#### [AVAILABLE RECORDS]
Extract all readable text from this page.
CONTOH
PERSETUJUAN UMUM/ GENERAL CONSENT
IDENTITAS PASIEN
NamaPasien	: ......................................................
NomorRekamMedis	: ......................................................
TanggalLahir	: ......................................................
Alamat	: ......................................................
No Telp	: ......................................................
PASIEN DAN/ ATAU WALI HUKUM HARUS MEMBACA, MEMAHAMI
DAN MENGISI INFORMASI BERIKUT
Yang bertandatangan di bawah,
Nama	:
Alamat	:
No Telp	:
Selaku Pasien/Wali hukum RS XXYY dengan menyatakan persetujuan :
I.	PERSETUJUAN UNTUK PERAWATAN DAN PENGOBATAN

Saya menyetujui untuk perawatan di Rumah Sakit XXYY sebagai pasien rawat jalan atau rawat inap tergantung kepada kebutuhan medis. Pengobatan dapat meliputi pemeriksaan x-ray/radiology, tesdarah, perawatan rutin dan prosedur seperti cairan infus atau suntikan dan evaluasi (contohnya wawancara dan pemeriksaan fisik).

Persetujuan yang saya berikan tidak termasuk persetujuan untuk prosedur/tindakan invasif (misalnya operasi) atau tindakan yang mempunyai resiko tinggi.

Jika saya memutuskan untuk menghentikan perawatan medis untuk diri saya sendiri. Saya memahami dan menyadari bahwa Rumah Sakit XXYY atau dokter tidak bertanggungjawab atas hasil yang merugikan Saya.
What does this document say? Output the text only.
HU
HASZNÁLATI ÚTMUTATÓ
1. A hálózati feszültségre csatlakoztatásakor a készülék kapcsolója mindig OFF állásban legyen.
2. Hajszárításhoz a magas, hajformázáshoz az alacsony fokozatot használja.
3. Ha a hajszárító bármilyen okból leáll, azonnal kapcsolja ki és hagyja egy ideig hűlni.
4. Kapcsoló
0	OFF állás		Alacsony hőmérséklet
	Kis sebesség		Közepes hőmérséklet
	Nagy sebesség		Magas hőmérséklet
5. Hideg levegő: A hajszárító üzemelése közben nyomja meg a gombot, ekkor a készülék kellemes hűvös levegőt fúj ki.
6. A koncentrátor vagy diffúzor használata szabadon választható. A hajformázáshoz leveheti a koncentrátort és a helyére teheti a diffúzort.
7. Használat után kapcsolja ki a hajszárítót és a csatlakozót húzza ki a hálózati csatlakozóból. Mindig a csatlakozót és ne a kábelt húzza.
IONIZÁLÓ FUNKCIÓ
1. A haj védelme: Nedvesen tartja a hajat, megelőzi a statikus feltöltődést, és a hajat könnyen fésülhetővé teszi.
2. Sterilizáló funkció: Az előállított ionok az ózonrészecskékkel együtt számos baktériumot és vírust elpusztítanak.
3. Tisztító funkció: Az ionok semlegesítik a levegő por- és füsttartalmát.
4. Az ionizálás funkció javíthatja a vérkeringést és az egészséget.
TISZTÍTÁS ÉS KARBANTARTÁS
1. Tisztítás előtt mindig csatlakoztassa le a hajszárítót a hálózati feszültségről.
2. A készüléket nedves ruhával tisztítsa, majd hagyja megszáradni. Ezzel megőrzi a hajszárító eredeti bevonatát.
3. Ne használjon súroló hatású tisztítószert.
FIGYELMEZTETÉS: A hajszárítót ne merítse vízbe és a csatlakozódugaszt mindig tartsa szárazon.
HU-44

#### [JOB]
Please set down the whole listing above without altering a single line.

#### [CORRECT RESPONSE]
Extract all readable text from this page.
CONTOH
PERSETUJUAN UMUM/ GENERAL CONSENT
IDENTITAS PASIEN
NamaPasien	: ......................................................
NomorRekamMedis	: ......................................................
TanggalLahir	: ......................................................
Alamat	: ......................................................
No Telp	: ......................................................
PASIEN DAN/ ATAU WALI HUKUM HARUS MEMBACA, MEMAHAMI
DAN MENGISI INFORMASI BERIKUT
Yang bertandatangan di bawah,
Nama	:
Alamat	:
No Telp	:
Selaku Pasien/Wali hukum RS XXYY dengan menyatakan persetujuan :
I.	PERSETUJUAN UNTUK PERAWATAN DAN PENGOBATAN

Saya menyetujui untuk perawatan di Rumah Sakit XXYY sebagai pasien rawat jalan atau rawat inap tergantung kepada kebutuhan medis. Pengobatan dapat meliputi pemeriksaan x-ray/radiology, tesdarah, perawatan rutin dan prosedur seperti cairan infus atau suntikan dan evaluasi (contohnya wawancara dan pemeriksaan fisik).

Persetujuan yang saya berikan tidak termasuk persetujuan untuk prosedur/tindakan invasif (misalnya operasi) atau tindakan yang mempunyai resiko tinggi.

Jika saya memutuskan untuk menghentikan perawatan medis untuk diri saya sendiri. Saya memahami dan menyadari bahwa Rumah Sakit XXYY atau dokter tidak bertanggungjawab atas hasil yang merugikan Saya.
What does this document say? Output the text only.
HU
HASZNÁLATI ÚTMUTATÓ
1. A hálózati feszültségre csatlakoztatásakor a készülék kapcsolója mindig OFF állásban legyen.
2. Hajszárításhoz a magas, hajformázáshoz az alacsony fokozatot használja.
3. Ha a hajszárító bármilyen okból leáll, azonnal kapcsolja ki és hagyja egy ideig hűlni.
4. Kapcsoló
0	OFF állás		Alacsony hőmérséklet
	Kis sebesség		Közepes hőmérséklet
	Nagy sebesség		Magas hőmérséklet
5. Hideg levegő: A hajszárító üzemelése közben nyomja meg a gombot, ekkor a készülék kellemes hűvös levegőt fúj ki.
6. A koncentrátor vagy diffúzor használata szabadon választható. A hajformázáshoz leveheti a koncentrátort és a helyére teheti a diffúzort.
7. Használat után kapcsolja ki a hajszárítót és a csatlakozót húzza ki a hálózati csatlakozóból. Mindig a csatlakozót és ne a kábelt húzza.
IONIZÁLÓ FUNKCIÓ
1. A haj védelme: Nedvesen tartja a hajat, megelőzi a statikus feltöltődést, és a hajat könnyen fésülhetővé teszi.
2. Sterilizáló funkció: Az előállított ionok az ózonrészecskékkel együtt számos baktériumot és vírust elpusztítanak.
3. Tisztító funkció: Az ionok semlegesítik a levegő por- és füsttartalmát.
4. Az ionizálás funkció javíthatja a vérkeringést és az egészséget.
TISZTÍTÁS ÉS KARBANTARTÁS
1. Tisztítás előtt mindig csatlakoztassa le a hajszárítót a hálózati feszültségről.
2. A készüléket nedves ruhával tisztítsa, majd hagyja megszáradni. Ezzel megőrzi a hajszárító eredeti bevonatát.
3. Ne használjon súroló hatású tisztítószert.
FIGYELMEZTETÉS: A hajszárítót ne merítse vízbe és a csatlakozódugaszt mindig tartsa szárazon.
HU-44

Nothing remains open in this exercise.